• PASSAGE GIVEN
Then install libmagic/libfuzzy manually. As long as they are installed to a directory in LD_LIBRARY_PATH, find_library should find them.

@balr0g
Copy link
Contributor Author

balr0g commented Jul 12, 2014

I'm now running into this issue:
https://bugs.debian.org/cgi-bin/bugreport.cgi?bug=754317

All I can think of is that the libmagic magic file format has changed and that the magic files that binwalk bundles need to be regenerated (why can't these be generated from libmagic source at compile-time?)

@devttys0
Copy link
Collaborator

With other software, people running their own distros generally are responsible for installing the required versions using the package manager, in /usr/local, or in the prefix of their choice.

For optional features (extraction, graphing, etc), yes, users of non-debian/RH distros will need to install the extra software themselves. But I'd prefer to make the core functionality of binwalk work "out of the box", regardless of your distro or package manager of choice.

The configure script should check the installed version against the required version and bail out if the required version is not installed.

Yes, my point is that this does not prevent the installed version from changing to some non-compatible version in the future. Bundling a known-good copy prevents this.

Would it? I thought the deps.sh could download the tarballs from upstream and install them.

It technically could, and I originally tried this, but it's a PITA for libfuzzy, as it is hosted on sourceforge which uses javascript to redirect you to a dynamic download URL each time (AFAIK, this is the only way to download the libfuzzy tarball). It was easier to bundle libfuzzy rather than parse javascript in deps.sh.

I'm now running into this issue:
https://bugs.debian.org/cgi-bin/bugreport.cgi?bug=754317

Are you using libmagic 5.18, which is the version bundled with binwalk?

the magic files that binwalk bundles need to be regenerated (why can't these be generated from libmagic source at compile-time?)

How would these be generated from the source? They're just text files.

@balr0g
Copy link
Contributor Author

balr0g commented Jul 12, 2014

For optional features (extraction, graphing, etc), yes, users of non-debian/RH distros will need to install the extra software themselves. But I'd prefer to make the core functionality of binwalk work "out of the box", regardless of your distro or package manager of choice.

That's what deps.sh is for.
I can cite many references not to bundle libs:
http://fedoraproject.org/wiki/Packaging:No_Bundled_Libraries
http://wiki.gentoo.org/wiki/Why_not_bundle_dependencies
https://blog.flameeyes.eu/2009/01/bundling-libraries-for-despair-and-insecurity

It's bad for security and maintainability.

Yes, my point is that this does not prevent the installed version from changing to some non-compatible version in the future. Bundling a known-good copy prevents this.

The software should not depend on the behaviour of a specific version of a library if at all possible. This seems to be the case for libmagic.

• PROBLEMS TO SOLVE
a - In the thread, rewrite the paragraph beginning "It technically could, and I originally tried this" more briefly, keeping its main facts.
b - Substitute "Miscellaneous" for "Other" in the records, covering the stretch from their start through the line containing "subtotal-rule bbox=[784, 764, 962, 766]". Give only those lines, otherwise unchanged.

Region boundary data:

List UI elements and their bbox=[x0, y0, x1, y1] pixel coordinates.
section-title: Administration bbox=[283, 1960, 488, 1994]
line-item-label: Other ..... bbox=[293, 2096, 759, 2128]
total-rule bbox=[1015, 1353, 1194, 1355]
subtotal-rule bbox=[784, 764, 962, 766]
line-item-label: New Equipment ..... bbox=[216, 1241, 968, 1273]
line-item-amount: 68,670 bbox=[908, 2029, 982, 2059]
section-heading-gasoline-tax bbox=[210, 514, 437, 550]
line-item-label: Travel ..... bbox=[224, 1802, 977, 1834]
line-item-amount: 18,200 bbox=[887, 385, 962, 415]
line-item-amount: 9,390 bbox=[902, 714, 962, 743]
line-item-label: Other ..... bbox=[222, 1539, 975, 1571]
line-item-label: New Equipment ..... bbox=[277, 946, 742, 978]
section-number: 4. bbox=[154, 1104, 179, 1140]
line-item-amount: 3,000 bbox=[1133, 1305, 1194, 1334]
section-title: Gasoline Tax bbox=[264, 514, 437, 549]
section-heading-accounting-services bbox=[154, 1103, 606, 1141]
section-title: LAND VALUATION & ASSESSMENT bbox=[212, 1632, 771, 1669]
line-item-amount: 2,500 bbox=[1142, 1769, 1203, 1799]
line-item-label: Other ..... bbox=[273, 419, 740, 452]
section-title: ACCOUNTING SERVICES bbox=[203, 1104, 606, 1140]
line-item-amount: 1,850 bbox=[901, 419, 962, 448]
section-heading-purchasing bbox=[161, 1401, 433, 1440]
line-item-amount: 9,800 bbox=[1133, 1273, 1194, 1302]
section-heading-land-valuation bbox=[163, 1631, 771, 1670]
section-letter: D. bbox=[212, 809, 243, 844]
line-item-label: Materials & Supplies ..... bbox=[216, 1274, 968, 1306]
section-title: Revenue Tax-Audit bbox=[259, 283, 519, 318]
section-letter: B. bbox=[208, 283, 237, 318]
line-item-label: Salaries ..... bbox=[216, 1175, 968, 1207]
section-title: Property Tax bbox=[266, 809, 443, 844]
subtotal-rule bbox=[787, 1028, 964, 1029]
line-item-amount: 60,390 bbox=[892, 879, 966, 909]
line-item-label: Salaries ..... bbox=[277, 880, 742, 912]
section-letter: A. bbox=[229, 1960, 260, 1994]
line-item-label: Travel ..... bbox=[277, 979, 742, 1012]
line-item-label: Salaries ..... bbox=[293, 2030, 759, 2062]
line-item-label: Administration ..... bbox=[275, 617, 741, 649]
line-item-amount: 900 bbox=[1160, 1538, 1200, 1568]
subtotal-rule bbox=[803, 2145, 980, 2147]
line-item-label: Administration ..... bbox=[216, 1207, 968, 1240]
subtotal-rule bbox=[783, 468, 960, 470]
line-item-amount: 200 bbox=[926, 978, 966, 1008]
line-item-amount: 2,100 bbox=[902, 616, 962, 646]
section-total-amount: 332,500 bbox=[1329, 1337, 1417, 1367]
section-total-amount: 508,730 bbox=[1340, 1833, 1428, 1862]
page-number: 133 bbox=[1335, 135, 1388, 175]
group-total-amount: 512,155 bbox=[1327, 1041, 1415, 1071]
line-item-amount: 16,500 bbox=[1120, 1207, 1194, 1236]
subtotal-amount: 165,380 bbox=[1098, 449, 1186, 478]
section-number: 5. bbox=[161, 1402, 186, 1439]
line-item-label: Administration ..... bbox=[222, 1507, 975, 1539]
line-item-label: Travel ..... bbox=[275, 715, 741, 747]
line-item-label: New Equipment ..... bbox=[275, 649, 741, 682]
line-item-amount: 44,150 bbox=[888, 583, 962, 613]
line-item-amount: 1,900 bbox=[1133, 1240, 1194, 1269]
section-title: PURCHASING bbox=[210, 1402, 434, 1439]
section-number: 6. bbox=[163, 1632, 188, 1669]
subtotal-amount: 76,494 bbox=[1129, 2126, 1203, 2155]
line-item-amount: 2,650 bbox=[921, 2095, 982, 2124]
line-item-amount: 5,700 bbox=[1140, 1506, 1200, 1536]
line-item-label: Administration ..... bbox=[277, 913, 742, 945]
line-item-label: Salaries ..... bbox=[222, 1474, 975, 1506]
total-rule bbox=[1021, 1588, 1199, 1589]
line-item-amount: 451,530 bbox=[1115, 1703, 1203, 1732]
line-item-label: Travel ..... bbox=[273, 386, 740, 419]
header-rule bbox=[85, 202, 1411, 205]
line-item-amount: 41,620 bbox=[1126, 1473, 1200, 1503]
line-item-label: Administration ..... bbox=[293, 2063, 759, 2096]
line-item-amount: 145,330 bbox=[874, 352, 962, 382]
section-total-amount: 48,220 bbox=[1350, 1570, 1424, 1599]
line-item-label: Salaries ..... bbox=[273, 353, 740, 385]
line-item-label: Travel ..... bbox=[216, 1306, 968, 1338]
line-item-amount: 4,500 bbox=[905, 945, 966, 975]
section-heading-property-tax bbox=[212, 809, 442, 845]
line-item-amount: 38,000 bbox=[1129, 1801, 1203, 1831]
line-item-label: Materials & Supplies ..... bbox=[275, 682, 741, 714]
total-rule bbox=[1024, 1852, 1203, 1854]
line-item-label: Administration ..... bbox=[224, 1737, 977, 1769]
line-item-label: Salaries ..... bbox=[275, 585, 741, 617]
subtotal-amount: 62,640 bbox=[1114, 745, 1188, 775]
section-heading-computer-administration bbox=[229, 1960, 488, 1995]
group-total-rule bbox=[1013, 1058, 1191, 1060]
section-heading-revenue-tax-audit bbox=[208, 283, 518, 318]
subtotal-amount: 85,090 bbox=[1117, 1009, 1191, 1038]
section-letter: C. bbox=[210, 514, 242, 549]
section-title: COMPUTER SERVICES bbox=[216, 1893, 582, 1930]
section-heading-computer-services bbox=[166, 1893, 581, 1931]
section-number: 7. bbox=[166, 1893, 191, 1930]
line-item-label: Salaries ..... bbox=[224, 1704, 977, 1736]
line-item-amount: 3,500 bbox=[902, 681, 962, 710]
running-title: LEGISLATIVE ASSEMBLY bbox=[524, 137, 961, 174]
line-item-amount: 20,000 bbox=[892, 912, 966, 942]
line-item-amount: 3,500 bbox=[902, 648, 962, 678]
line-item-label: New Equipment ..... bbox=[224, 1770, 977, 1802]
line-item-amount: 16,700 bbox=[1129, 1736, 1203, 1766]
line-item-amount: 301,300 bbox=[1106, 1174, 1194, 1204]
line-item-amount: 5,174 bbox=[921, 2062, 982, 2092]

• EXPECTED OUTPUTS
a - Having deps.sh download the tarballs was possible and was tried, but libfuzzy made it a pain. Its host, SourceForge, uses JavaScript to redirect each download to a dynamic URL, which seemed to be the only way to get the libfuzzy tarball. Bundling libfuzzy was easier than parsing JavaScript in deps.sh.

b -
List UI elements and their bbox=[x0, y0, x1, y1] pixel coordinates.
section-title: Administration bbox=[283, 1960, 488, 1994]
line-item-label: Miscellaneous ..... bbox=[293, 2096, 759, 2128]
total-rule bbox=[1015, 1353, 1194, 1355]
subtotal-rule bbox=[784, 764, 962, 766]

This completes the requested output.